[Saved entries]
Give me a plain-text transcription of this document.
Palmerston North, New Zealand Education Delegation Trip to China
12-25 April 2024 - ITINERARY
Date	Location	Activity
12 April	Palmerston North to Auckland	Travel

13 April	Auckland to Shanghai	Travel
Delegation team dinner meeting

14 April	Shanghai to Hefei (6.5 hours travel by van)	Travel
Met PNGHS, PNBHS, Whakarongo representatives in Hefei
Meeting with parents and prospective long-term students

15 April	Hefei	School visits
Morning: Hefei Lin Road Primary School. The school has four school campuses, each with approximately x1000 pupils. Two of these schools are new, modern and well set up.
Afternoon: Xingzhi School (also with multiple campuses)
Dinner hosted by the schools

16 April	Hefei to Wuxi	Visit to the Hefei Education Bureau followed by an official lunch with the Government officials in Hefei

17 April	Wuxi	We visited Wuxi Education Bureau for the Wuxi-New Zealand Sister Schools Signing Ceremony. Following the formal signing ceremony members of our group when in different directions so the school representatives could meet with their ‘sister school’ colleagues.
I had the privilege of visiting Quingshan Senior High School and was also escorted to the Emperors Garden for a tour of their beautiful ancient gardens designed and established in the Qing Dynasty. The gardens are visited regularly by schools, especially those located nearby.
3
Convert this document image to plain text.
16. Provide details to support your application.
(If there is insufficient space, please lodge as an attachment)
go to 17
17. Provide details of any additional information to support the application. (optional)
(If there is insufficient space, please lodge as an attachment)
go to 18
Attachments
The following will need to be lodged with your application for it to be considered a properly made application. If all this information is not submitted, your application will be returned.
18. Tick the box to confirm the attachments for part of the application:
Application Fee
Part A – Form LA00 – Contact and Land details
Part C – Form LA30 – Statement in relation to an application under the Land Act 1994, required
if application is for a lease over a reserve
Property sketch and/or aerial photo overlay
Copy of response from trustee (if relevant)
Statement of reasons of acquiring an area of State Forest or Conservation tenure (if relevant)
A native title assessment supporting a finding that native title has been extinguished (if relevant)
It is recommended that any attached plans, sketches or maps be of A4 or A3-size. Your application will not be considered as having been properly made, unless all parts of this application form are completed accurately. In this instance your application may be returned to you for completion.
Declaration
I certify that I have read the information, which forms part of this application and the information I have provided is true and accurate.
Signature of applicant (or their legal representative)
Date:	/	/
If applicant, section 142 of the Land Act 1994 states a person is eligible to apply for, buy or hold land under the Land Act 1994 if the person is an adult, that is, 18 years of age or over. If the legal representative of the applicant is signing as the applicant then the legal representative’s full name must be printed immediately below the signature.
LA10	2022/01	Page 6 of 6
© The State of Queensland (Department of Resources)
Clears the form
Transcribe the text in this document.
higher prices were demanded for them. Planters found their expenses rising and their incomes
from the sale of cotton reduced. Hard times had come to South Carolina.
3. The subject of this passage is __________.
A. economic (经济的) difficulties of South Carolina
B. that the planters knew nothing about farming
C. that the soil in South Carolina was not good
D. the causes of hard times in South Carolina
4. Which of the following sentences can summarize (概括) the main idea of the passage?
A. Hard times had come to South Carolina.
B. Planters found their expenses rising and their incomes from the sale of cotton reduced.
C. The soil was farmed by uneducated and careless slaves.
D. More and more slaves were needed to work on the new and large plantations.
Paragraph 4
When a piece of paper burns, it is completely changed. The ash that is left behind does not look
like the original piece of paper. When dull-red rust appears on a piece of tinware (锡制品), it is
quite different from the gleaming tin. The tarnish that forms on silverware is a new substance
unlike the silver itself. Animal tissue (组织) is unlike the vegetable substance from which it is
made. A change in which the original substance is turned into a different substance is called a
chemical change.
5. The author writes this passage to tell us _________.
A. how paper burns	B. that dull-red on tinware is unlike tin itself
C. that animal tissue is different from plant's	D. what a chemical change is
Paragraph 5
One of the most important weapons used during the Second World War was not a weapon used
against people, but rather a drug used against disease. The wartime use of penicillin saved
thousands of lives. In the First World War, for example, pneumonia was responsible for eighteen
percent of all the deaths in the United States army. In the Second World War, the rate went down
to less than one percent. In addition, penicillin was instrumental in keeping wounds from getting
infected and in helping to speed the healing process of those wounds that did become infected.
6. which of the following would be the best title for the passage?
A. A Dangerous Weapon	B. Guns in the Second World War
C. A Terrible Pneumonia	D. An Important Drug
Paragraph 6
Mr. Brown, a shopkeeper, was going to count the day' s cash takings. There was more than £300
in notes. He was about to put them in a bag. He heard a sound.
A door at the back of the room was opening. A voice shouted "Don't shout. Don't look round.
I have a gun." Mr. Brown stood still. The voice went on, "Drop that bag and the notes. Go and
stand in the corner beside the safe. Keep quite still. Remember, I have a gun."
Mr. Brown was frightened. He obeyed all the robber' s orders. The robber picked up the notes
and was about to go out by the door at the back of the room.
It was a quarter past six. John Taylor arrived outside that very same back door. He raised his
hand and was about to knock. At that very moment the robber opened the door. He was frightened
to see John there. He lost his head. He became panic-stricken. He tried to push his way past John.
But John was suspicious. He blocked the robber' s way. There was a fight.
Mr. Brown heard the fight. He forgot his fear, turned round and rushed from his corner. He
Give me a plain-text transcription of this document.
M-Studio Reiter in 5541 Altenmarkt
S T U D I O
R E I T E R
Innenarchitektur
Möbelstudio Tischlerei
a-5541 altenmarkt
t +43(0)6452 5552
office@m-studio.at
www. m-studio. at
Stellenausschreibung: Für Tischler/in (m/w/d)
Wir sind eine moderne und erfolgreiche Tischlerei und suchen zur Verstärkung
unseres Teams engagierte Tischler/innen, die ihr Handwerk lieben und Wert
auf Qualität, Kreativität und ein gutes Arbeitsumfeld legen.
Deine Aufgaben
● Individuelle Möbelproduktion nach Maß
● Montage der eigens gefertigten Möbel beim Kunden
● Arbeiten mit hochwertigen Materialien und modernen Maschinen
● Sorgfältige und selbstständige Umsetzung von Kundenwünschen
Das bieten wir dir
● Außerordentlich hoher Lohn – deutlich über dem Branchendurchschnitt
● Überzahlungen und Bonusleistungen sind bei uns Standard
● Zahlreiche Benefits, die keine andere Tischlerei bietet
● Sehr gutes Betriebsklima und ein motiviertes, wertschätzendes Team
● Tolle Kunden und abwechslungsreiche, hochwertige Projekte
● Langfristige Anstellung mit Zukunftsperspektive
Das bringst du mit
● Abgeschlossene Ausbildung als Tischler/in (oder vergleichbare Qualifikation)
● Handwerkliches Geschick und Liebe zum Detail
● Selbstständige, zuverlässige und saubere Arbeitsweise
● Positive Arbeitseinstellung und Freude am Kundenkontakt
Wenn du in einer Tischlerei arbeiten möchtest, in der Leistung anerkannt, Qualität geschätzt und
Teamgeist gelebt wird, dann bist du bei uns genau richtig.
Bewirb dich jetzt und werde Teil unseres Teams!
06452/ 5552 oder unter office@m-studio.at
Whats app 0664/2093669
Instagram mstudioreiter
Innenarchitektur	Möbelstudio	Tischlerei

- What this task involves: Using the material above, report each line where "office" occurs.

- Task output:
office@m-studio.at
06452/ 5552 oder unter office@m-studio.at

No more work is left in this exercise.